- Exercise goal -
In the records below, find the line containing "Type out the text in this image.", then extract that line and all subsequent lines exactly, leaving out everything else.

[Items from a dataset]
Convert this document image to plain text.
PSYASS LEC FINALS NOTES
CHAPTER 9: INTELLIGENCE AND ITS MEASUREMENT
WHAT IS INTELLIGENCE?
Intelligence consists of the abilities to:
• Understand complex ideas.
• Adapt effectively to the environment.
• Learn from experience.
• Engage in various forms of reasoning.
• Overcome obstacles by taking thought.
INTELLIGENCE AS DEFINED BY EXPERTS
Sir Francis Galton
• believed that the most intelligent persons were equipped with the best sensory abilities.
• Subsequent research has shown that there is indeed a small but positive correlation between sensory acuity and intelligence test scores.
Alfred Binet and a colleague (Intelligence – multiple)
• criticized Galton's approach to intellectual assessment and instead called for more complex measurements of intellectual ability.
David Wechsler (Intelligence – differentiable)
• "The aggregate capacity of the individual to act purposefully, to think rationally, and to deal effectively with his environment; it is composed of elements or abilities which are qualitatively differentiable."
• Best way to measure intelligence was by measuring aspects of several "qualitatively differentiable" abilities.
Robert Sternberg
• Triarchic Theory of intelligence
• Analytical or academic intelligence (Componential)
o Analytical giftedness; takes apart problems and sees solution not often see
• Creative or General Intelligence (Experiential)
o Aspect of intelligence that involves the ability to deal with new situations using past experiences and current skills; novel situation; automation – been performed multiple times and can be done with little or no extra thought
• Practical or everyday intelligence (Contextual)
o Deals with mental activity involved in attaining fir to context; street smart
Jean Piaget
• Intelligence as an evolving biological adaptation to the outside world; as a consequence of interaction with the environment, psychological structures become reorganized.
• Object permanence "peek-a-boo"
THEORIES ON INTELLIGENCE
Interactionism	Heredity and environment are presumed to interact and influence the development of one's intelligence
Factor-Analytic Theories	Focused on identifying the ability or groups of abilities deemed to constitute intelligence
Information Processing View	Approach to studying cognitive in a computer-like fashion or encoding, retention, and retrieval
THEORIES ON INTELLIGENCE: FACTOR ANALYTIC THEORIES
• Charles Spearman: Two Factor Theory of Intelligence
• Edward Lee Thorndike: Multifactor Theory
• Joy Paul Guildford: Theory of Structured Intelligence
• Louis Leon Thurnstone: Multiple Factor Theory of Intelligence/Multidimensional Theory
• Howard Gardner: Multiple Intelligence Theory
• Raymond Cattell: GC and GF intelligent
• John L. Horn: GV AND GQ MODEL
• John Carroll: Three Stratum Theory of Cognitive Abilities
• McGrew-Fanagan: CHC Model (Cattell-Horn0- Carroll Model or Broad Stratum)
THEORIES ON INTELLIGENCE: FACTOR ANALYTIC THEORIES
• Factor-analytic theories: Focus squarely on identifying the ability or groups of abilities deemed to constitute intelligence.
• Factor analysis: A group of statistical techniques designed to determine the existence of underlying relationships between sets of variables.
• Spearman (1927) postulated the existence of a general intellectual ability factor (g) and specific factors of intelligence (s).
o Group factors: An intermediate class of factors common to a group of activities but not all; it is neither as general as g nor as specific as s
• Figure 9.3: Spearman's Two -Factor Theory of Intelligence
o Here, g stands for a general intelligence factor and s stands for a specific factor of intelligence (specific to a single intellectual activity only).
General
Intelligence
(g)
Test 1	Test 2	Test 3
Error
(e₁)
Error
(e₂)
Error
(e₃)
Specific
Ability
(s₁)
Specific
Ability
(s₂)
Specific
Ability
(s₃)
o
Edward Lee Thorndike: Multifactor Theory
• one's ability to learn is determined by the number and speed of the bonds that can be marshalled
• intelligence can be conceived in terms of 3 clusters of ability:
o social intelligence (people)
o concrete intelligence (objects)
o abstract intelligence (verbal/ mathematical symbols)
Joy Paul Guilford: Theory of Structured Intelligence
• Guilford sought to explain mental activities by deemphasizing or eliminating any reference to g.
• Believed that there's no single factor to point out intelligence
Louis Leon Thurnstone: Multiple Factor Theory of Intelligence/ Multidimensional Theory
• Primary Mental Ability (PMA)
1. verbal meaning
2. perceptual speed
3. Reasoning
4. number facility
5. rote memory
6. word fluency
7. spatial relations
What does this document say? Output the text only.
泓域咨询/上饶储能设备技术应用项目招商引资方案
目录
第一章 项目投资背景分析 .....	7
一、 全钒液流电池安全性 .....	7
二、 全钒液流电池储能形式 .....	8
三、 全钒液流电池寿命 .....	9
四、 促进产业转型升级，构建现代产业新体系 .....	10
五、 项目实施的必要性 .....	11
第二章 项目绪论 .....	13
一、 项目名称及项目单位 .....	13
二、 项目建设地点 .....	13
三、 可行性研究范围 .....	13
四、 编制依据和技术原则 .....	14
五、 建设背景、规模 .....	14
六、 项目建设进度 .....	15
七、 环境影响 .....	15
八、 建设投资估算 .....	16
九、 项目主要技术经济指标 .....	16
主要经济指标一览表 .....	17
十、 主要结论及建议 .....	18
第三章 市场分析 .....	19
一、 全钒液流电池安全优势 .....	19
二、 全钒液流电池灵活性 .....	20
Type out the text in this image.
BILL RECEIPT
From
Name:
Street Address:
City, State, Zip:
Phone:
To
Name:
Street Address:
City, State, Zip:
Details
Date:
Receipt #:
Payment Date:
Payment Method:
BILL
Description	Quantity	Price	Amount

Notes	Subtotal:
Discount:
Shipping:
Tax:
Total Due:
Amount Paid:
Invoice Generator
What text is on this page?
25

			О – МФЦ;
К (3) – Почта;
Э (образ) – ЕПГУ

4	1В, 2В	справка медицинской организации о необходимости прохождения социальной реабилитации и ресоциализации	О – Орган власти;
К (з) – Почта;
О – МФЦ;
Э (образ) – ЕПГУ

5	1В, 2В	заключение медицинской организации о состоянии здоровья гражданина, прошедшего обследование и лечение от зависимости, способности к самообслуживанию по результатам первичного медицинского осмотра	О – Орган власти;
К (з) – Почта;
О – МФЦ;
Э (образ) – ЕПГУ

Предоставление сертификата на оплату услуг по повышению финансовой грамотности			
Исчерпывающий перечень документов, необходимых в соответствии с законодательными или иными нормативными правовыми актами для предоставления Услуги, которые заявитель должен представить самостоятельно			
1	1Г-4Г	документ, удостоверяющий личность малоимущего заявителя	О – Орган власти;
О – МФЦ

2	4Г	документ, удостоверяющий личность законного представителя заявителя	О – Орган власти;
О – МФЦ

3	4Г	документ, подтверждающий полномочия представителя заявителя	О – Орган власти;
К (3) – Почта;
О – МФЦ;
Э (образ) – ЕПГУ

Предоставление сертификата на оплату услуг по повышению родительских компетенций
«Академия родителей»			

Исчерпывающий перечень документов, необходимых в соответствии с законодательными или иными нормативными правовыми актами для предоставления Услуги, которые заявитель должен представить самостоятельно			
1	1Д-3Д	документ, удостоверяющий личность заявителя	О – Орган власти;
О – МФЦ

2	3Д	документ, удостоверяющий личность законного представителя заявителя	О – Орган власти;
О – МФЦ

- Full response -
Type out the text in this image.
BILL RECEIPT
From
Name:
Street Address:
City, State, Zip:
Phone:
To
Name:
Street Address:
City, State, Zip:
Details
Date:
Receipt #:
Payment Date:
Payment Method:
BILL
Description	Quantity	Price	Amount

Notes	Subtotal:
Discount:
Shipping:
Tax:
Total Due:
Amount Paid:
Invoice Generator
What text is on this page?
25

			О – МФЦ;
К (3) – Почта;
Э (образ) – ЕПГУ

4	1В, 2В	справка медицинской организации о необходимости прохождения социальной реабилитации и ресоциализации	О – Орган власти;
К (з) – Почта;
О – МФЦ;
Э (образ) – ЕПГУ

5	1В, 2В	заключение медицинской организации о состоянии здоровья гражданина, прошедшего обследование и лечение от зависимости, способности к самообслуживанию по результатам первичного медицинского осмотра	О – Орган власти;
К (з) – Почта;
О – МФЦ;
Э (образ) – ЕПГУ

Предоставление сертификата на оплату услуг по повышению финансовой грамотности			
Исчерпывающий перечень документов, необходимых в соответствии с законодательными или иными нормативными правовыми актами для предоставления Услуги, которые заявитель должен представить самостоятельно			
1	1Г-4Г	документ, удостоверяющий личность малоимущего заявителя	О – Орган власти;
О – МФЦ

2	4Г	документ, удостоверяющий личность законного представителя заявителя	О – Орган власти;
О – МФЦ

3	4Г	документ, подтверждающий полномочия представителя заявителя	О – Орган власти;
К (3) – Почта;
О – МФЦ;
Э (образ) – ЕПГУ

Предоставление сертификата на оплату услуг по повышению родительских компетенций
«Академия родителей»			

Исчерпывающий перечень документов, необходимых в соответствии с законодательными или иными нормативными правовыми актами для предоставления Услуги, которые заявитель должен представить самостоятельно			
1	1Д-3Д	документ, удостоверяющий личность заявителя	О – Орган власти;
О – МФЦ

2	3Д	документ, удостоверяющий личность законного представителя заявителя	О – Орган власти;
О – МФЦ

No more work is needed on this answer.